Please find all lines in the data that hold the string "جریان" and copy them.

### Given data

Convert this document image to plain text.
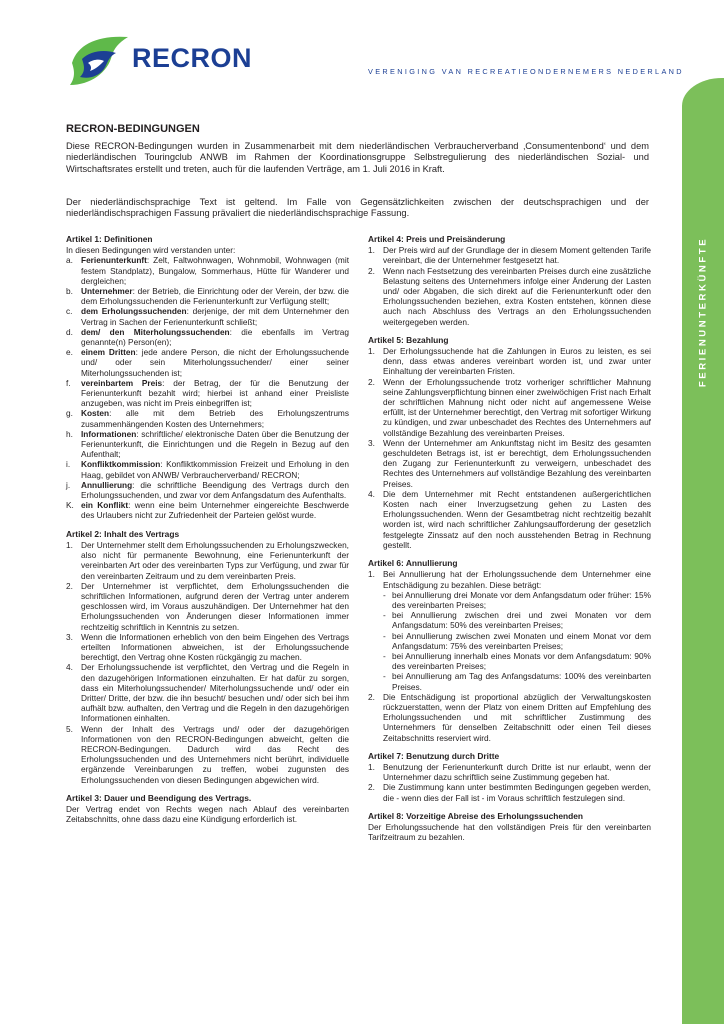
RECRON	VERENIGING VAN RECREATIEONDERNEMERS NEDERLAND
FERIENUNTERKÜNFTE
RECRON-BEDINGUNGEN

Diese RECRON-Bedingungen wurden in Zusammenarbeit mit dem niederländischen Verbraucherverband ‚Consumentenbond‘ und dem niederländischen Touringclub ANWB im Rahmen der Koordinationsgruppe Selbstregulierung des niederländischen Sozial- und Wirtschaftsrates erstellt und treten, auch für die laufenden Verträge, am 1. Juli 2016 in Kraft.

Der niederländischsprachige Text ist geltend. Im Falle von Gegensätzlichkeiten zwischen der deutschsprachigen und der niederländischsprachigen Fassung prävaliert die niederländischsprachige Fassung.

Artikel 1: Definitionen

In diesen Bedingungen wird verstanden unter:

a. Ferienunterkunft: Zelt, Faltwohnwagen, Wohnmobil, Wohnwagen (mit festem Standplatz), Bungalow, Sommerhaus, Hütte für Wanderer und dergleichen;
b. Unternehmer: der Betrieb, die Einrichtung oder der Verein, der bzw. die dem Erholungssuchenden die Ferienunterkunft zur Verfügung stellt;
c. dem Erholungssuchenden: derjenige, der mit dem Unternehmer den Vertrag in Sachen der Ferienunterkunft schließt;
d. dem/ den Miterholungssuchenden: die ebenfalls im Vertrag genannte(n) Person(en);
e. einem Dritten: jede andere Person, die nicht der Erholungssuchende und/ oder sein Miterholungssuchender/ einer seiner Miterholungssuchenden ist;
f. vereinbartem Preis: der Betrag, der für die Benutzung der Ferienunterkunft bezahlt wird; hierbei ist anhand einer Preisliste anzugeben, was nicht im Preis einbegriffen ist;
g. Kosten: alle mit dem Betrieb des Erholungszentrums zusammenhängenden Kosten des Unternehmers;
h. Informationen: schriftliche/ elektronische Daten über die Benutzung der Ferienunterkunft, die Einrichtungen und die Regeln in Bezug auf den Aufenthalt;
i. Konfliktkommission: Konfliktkommission Freizeit und Erholung in den Haag, gebildet von ANWB/ Verbraucherverband/ RECRON;
j. Annullierung: die schriftliche Beendigung des Vertrags durch den Erholungssuchenden, und zwar vor dem Anfangsdatum des Aufenthalts.
K. ein Konflikt: wenn eine beim Unternehmer eingereichte Beschwerde des Urlaubers nicht zur Zufriedenheit der Parteien gelöst wurde.
Artikel 2: Inhalt des Vertrags
1. Der Unternehmer stellt dem Erholungssuchenden zu Erholungszwecken, also nicht für permanente Bewohnung, eine Ferienunterkunft der vereinbarten Art oder des vereinbarten Typs zur Verfügung, und zwar für den vereinbarten Zeitraum und zu dem vereinbarten Preis.
2. Der Unternehmer ist verpflichtet, dem Erholungssuchenden die schriftlichen Informationen, aufgrund deren der Vertrag unter anderem geschlossen wird, im Voraus auszuhändigen. Der Unternehmer hat den Erholungssuchenden von Änderungen dieser Informationen immer rechtzeitig schriftlich in Kenntnis zu setzen.
3. Wenn die Informationen erheblich von den beim Eingehen des Vertrags erteilten Informationen abweichen, ist der Erholungssuchende berechtigt, den Vertrag ohne Kosten rückgängig zu machen.
4. Der Erholungssuchende ist verpflichtet, den Vertrag und die Regeln in den dazugehörigen Informationen einzuhalten. Er hat dafür zu sorgen, dass ein Miterholungssuchender/ Miterholungssuchende und/ oder ein Dritter/ Dritte, der bzw. die ihn besucht/ besuchen und/ oder sich bei ihm aufhält bzw. aufhalten, den Vertrag und die Regeln in den dazugehörigen Informationen einhalten.
5. Wenn der Inhalt des Vertrags und/ oder der dazugehörigen Informationen von den RECRON-Bedingungen abweicht, gelten die RECRON-Bedingungen. Dadurch wird das Recht des Erholungssuchenden und des Unternehmers nicht berührt, individuelle ergänzende Vereinbarungen zu treffen, wobei zugunsten des Erholungssuchenden von diesen Bedingungen abgewichen wird.
Artikel 3: Dauer und Beendigung des Vertrags.

Der Vertrag endet von Rechts wegen nach Ablauf des vereinbarten Zeitabschnitts, ohne dass dazu eine Kündigung erforderlich ist.

Artikel 4: Preis und Preisänderung
1. Der Preis wird auf der Grundlage der in diesem Moment geltenden Tarife vereinbart, die der Unternehmer festgesetzt hat.
2. Wenn nach Festsetzung des vereinbarten Preises durch eine zusätzliche Belastung seitens des Unternehmers infolge einer Änderung der Lasten und/ oder Abgaben, die sich direkt auf die Ferienunterkunft oder den Erholungssuchenden beziehen, extra Kosten entstehen, können diese auch nach Abschluss des Vertrags an den Erholungssuchenden weitergegeben werden.
Artikel 5: Bezahlung
1. Der Erholungssuchende hat die Zahlungen in Euros zu leisten, es sei denn, dass etwas anderes vereinbart worden ist, und zwar unter Einhaltung der vereinbarten Fristen.
2. Wenn der Erholungssuchende trotz vorheriger schriftlicher Mahnung seine Zahlungsverpflichtung binnen einer zweiwöchigen Frist nach Erhalt der schriftlichen Mahnung nicht oder nicht auf angemessene Weise erfüllt, ist der Unternehmer berechtigt, den Vertrag mit sofortiger Wirkung zu kündigen, und zwar unbeschadet des Rechtes des Unternehmers auf vollständige Bezahlung des vereinbarten Preises.
3. Wenn der Unternehmer am Ankunftstag nicht im Besitz des gesamten geschuldeten Betrags ist, ist er berechtigt, dem Erholungssuchenden den Zugang zur Ferienunterkunft zu verweigern, unbeschadet des Rechtes des Unternehmers auf vollständige Bezahlung des vereinbarten Preises.
4. Die dem Unternehmer mit Recht entstandenen außergerichtlichen Kosten nach einer Inverzugsetzung gehen zu Lasten des Erholungssuchenden. Wenn der Gesamtbetrag nicht rechtzeitig bezahlt worden ist, wird nach schriftlicher Zahlungsaufforderung der gesetzlich festgelegte Zinssatz auf den noch ausstehenden Betrag in Rechnung gestellt.
Artikel 6: Annullierung
1. Bei Annullierung hat der Erholungssuchende dem Unternehmer eine Entschädigung zu bezahlen. Diese beträgt:
- bei Annullierung drei Monate vor dem Anfangsdatum oder früher: 15% des vereinbarten Preises;
- bei Annullierung zwischen drei und zwei Monaten vor dem Anfangsdatum: 50% des vereinbarten Preises;
- bei Annullierung zwischen zwei Monaten und einem Monat vor dem Anfangsdatum: 75% des vereinbarten Preises;
- bei Annullierung innerhalb eines Monats vor dem Anfangsdatum: 90% des vereinbarten Preises;
- bei Annullierung am Tag des Anfangsdatums: 100% des vereinbarten Preises.
2. Die Entschädigung ist proportional abzüglich der Verwaltungskosten rückzuerstatten, wenn der Platz von einem Dritten auf Empfehlung des Erholungssuchenden und mit schriftlicher Zustimmung des Unternehmers für denselben Zeitabschnitt oder einen Teil dieses Zeitabschnitts reserviert wird.
Artikel 7: Benutzung durch Dritte
1. Benutzung der Ferienunterkunft durch Dritte ist nur erlaubt, wenn der Unternehmer dazu schriftlich seine Zustimmung gegeben hat.
2. Die Zustimmung kann unter bestimmten Bedingungen gegeben werden, die - wenn dies der Fall ist - im Voraus schriftlich festzulegen sind.
Artikel 8: Vorzeitige Abreise des Erholungssuchenden

Der Erholungssuchende hat den vollständigen Preis für den vereinbarten Tarifzeitraum zu bezahlen.
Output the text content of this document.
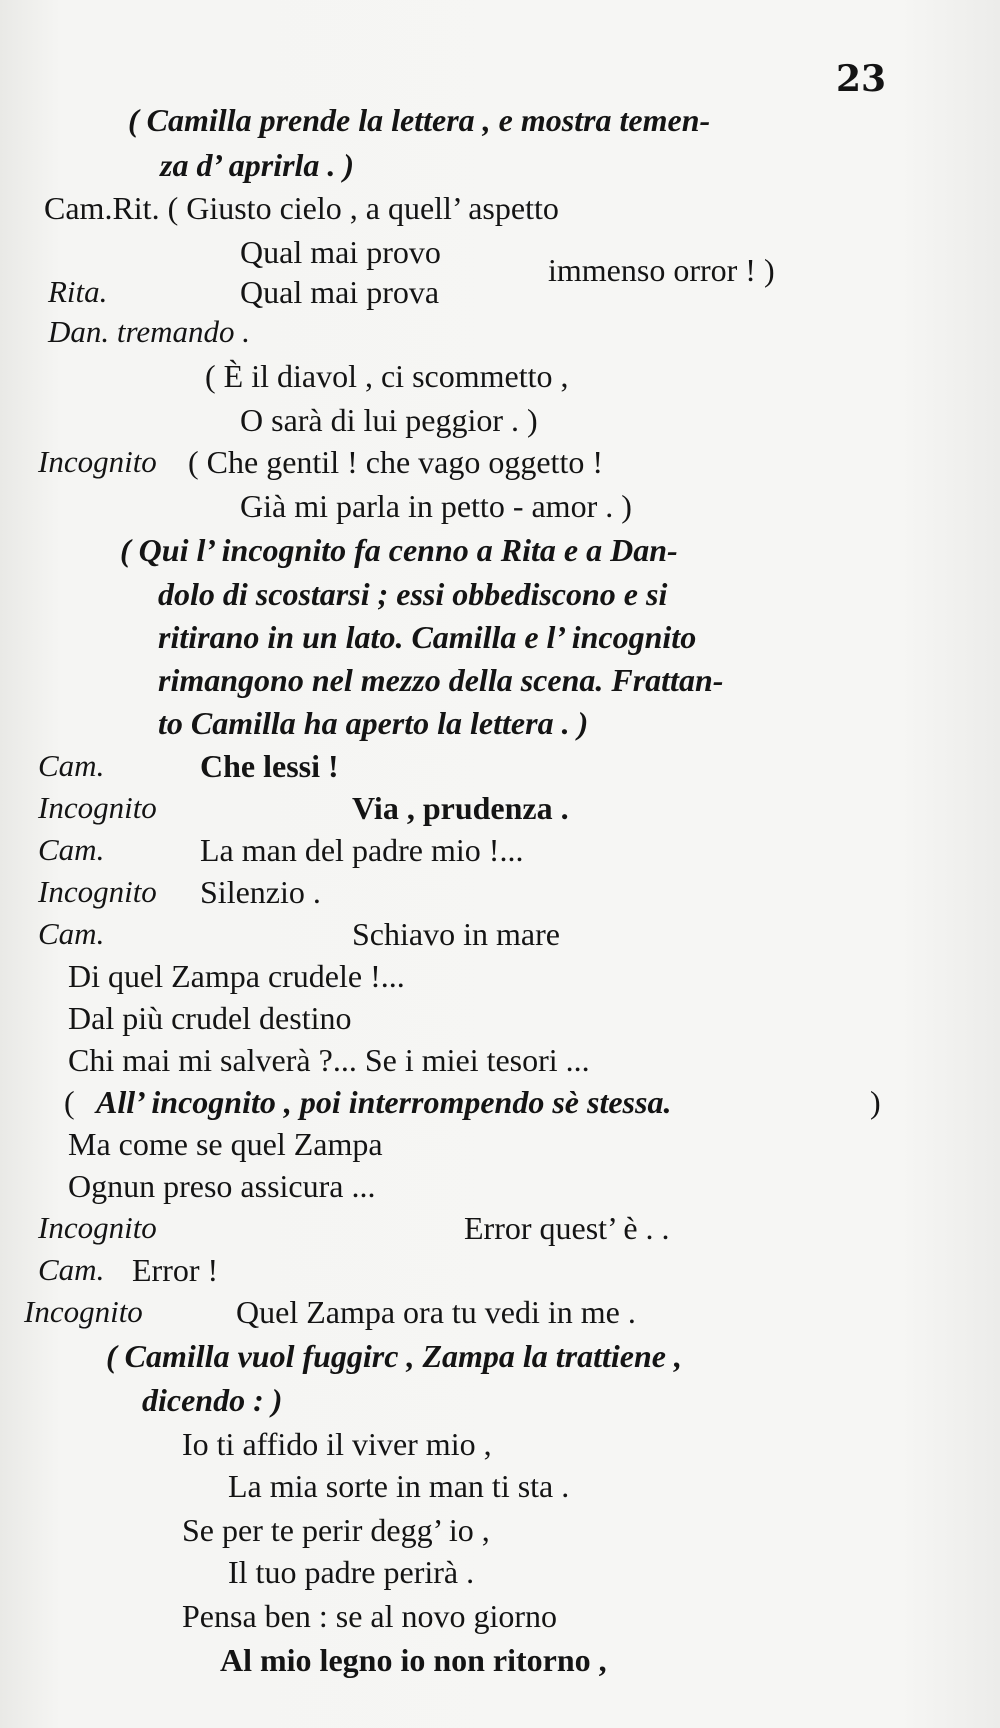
23
( Camilla prende la lettera , e mostra temen-
za d’ aprirla . )
Cam.Rit. ( Giusto cielo , a quell’ aspetto
Qual mai provo	immenso orror ! )
Rita.	Qual mai prova
Dan. tremando .
( È il diavol , ci scommetto ,
O sarà di lui peggior . )
Incognito ( Che gentil ! che vago oggetto !
Già mi parla in petto - amor . )
( Qui l’ incognito fa cenno a Rita e a Dan-
dolo di scostarsi ; essi obbediscono e si
ritirano in un lato. Camilla e l’ incognito
rimangono nel mezzo della scena. Frattan-
to Camilla ha aperto la lettera . )
Cam.	Che lessi !
Incognito	Via , prudenza .
Cam.	La man del padre mio !...
Incognito Silenzio .
Cam.	Schiavo in mare
Di quel Zampa crudele !...
Dal più crudel destino
Chi mai mi salverà ?... Se i miei tesori ...
( All’ incognito , poi interrompendo sè stessa.	)
Ma come se quel Zampa
Ognun preso assicura ...
Incognito	Error quest’ è . .
Cam. Error !
Incognito	Quel Zampa ora tu vedi in me .
( Camilla vuol fuggirc , Zampa la trattiene ,
dicendo : )
Io ti affido il viver mio ,
La mia sorte in man ti sta .
Se per te perir degg’ io ,
Il tuo padre perirà .
Pensa ben : se al novo giorno
Al mio legno io non ritorno ,
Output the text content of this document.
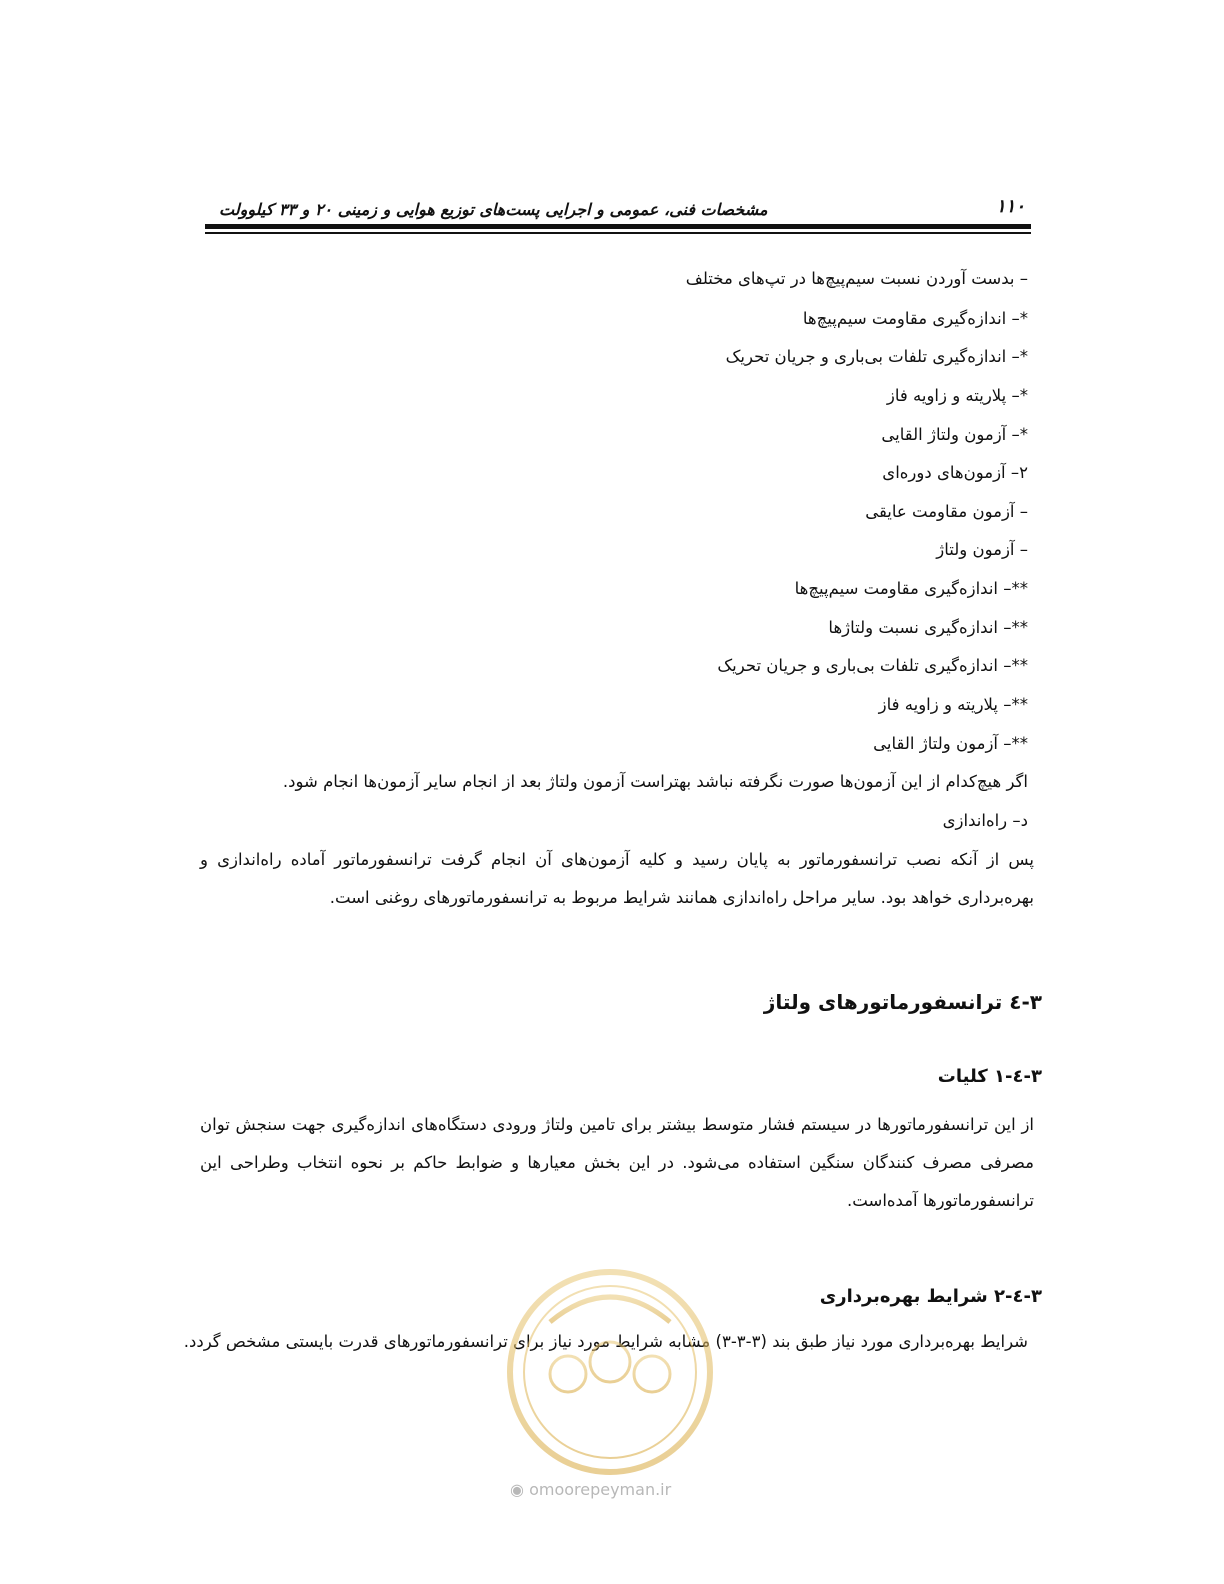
مشخصات فنی، عمومی و اجرایی پست‌های توزیع هوایی و زمینی ۲۰ و ۳۳ کیلوولت	۱۱۰
– بدست آوردن نسبت سیم‌پیچ‌ها در تپ‌های مختلف
*– اندازه‌گیری مقاومت سیم‌پیچ‌ها
*– اندازه‌گیری تلفات بی‌باری و جریان تحریک
*– پلاریته و زاویه فاز
*– آزمون ولتاژ القایی
۲– آزمون‌های دوره‌ای
– آزمون مقاومت عایقی
– آزمون ولتاژ
**– اندازه‌گیری مقاومت سیم‌پیچ‌ها
**– اندازه‌گیری نسبت ولتاژها
**– اندازه‌گیری تلفات بی‌باری و جریان تحریک
**– پلاریته و زاویه فاز
**– آزمون ولتاژ القایی
اگر هیچ‌کدام از این آزمون‌ها صورت نگرفته نباشد بهتراست آزمون ولتاژ بعد از انجام سایر آزمون‌ها انجام شود.
د– راه‌اندازی
پس از آنکه نصب ترانسفورماتور به پایان رسید و کلیه آزمون‌های آن انجام گرفت ترانسفورماتور آماده راه‌اندازی و بهره‌برداری خواهد بود. سایر مراحل راه‌اندازی همانند شرایط مربوط به ترانسفورماتورهای روغنی است.
۳-٤ ترانسفورماتورهای ولتاژ
۳-٤-۱ کلیات
از این ترانسفورماتورها در سیستم فشار متوسط بیشتر برای تامین ولتاژ ورودی دستگاه‌های اندازه‌گیری جهت سنجش توان مصرفی مصرف کنندگان سنگین استفاده می‌شود. در این بخش معیارها و ضوابط حاکم بر نحوه انتخاب وطراحی این ترانسفورماتورها آمده‌است.
۳-٤-۲ شرایط بهره‌برداری
شرایط بهره‌برداری مورد نیاز طبق بند (۳-۳-۳) مشابه شرایط مورد نیاز برای ترانسفورماتورهای قدرت بایستی مشخص گردد.
◉ omoorepeyman.ir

######

Response to this exercise>
*– اندازه‌گیری تلفات بی‌باری و جریان تحریک
**– اندازه‌گیری تلفات بی‌باری و جریان تحریک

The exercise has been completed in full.